▸ SHORT EXERCISE: Only the number is wanted: how many lines in the data contain "Perpignan"?

▸ TASK DATA:
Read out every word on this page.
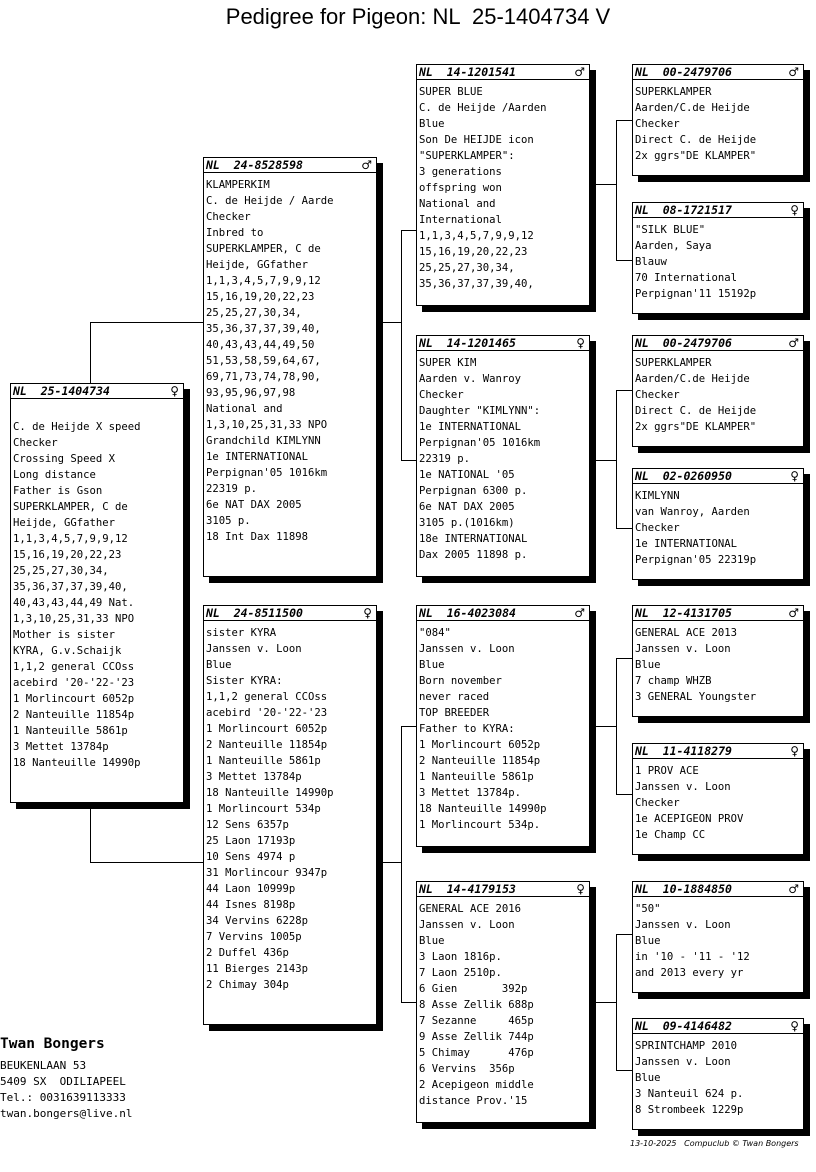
Pedigree for Pigeon: NL  25-1404734 V
NL  25-1404734	♀
C. de Heijde X speed
Checker
Crossing Speed X
Long distance
Father is Gson
SUPERKLAMPER, C de
Heijde, GGfather
1,1,3,4,5,7,9,9,12
15,16,19,20,22,23
25,25,27,30,34,
35,36,37,37,39,40,
40,43,43,44,49 Nat.
1,3,10,25,31,33 NPO
Mother is sister
KYRA, G.v.Schaijk
1,1,2 general CCOss
acebird '20-'22-'23
1 Morlincourt 6052p
2 Nanteuille 11854p
1 Nanteuille 5861p
3 Mettet 13784p
18 Nanteuille 14990p
NL  24-8528598	♂
KLAMPERKIM
C. de Heijde / Aarde
Checker
Inbred to
SUPERKLAMPER, C de
Heijde, GGfather
1,1,3,4,5,7,9,9,12
15,16,19,20,22,23
25,25,27,30,34,
35,36,37,37,39,40,
40,43,43,44,49,50
51,53,58,59,64,67,
69,71,73,74,78,90,
93,95,96,97,98
National and
1,3,10,25,31,33 NPO
Grandchild KIMLYNN
1e INTERNATIONAL
Perpignan'05 1016km
22319 p.
6e NAT DAX 2005
3105 p.
18 Int Dax 11898
NL  24-8511500	♀
sister KYRA
Janssen v. Loon
Blue
Sister KYRA:
1,1,2 general CCOss
acebird '20-'22-'23
1 Morlincourt 6052p
2 Nanteuille 11854p
1 Nanteuille 5861p
3 Mettet 13784p
18 Nanteuille 14990p
1 Morlincourt 534p
12 Sens 6357p
25 Laon 17193p
10 Sens 4974 p
31 Morlincour 9347p
44 Laon 10999p
44 Isnes 8198p
34 Vervins 6228p
7 Vervins 1005p
2 Duffel 436p
11 Bierges 2143p
2 Chimay 304p
NL  14-1201541	♂
SUPER BLUE
C. de Heijde /Aarden
Blue
Son De HEIJDE icon
"SUPERKLAMPER":
3 generations
offspring won
National and
International
1,1,3,4,5,7,9,9,12
15,16,19,20,22,23
25,25,27,30,34,
35,36,37,37,39,40,
NL  14-1201465	♀
SUPER KIM
Aarden v. Wanroy
Checker
Daughter "KIMLYNN":
1e INTERNATIONAL
Perpignan'05 1016km
22319 p.
1e NATIONAL '05
Perpignan 6300 p.
6e NAT DAX 2005
3105 p.(1016km)
18e INTERNATIONAL
Dax 2005 11898 p.
NL  16-4023084	♂
"084"
Janssen v. Loon
Blue
Born november
never raced
TOP BREEDER
Father to KYRA:
1 Morlincourt 6052p
2 Nanteuille 11854p
1 Nanteuille 5861p
3 Mettet 13784p.
18 Nanteuille 14990p
1 Morlincourt 534p.
NL  14-4179153	♀
GENERAL ACE 2016
Janssen v. Loon
Blue
3 Laon 1816p.
7 Laon 2510p.
6 Gien       392p
8 Asse Zellik 688p
7 Sezanne     465p
9 Asse Zellik 744p
5 Chimay      476p
6 Vervins  356p
2 Acepigeon middle
distance Prov.'15
NL  00-2479706	♂
SUPERKLAMPER
Aarden/C.de Heijde
Checker
Direct C. de Heijde
2x ggrs"DE KLAMPER"
NL  08-1721517	♀
"SILK BLUE"
Aarden, Saya
Blauw
70 International
Perpignan'11 15192p
NL  00-2479706	♂
SUPERKLAMPER
Aarden/C.de Heijde
Checker
Direct C. de Heijde
2x ggrs"DE KLAMPER"
NL  02-0260950	♀
KIMLYNN
van Wanroy, Aarden
Checker
1e INTERNATIONAL
Perpignan'05 22319p
NL  12-4131705	♂
GENERAL ACE 2013
Janssen v. Loon
Blue
7 champ WHZB
3 GENERAL Youngster
NL  11-4118279	♀
1 PROV ACE
Janssen v. Loon
Checker
1e ACEPIGEON PROV
1e Champ CC
NL  10-1884850	♂
"50"
Janssen v. Loon
Blue
in '10 - '11 - '12
and 2013 every yr
NL  09-4146482	♀
SPRINTCHAMP 2010
Janssen v. Loon
Blue
3 Nanteuil 624 p.
8 Strombeek 1229p
Twan Bongers
BEUKENLAAN 53
5409 SX  ODILIAPEEL
Tel.: 0031639113333
twan.bongers@live.nl
13-10-2025   Compuclub © Twan Bongers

▸ EXERCISE RESPONSE: 5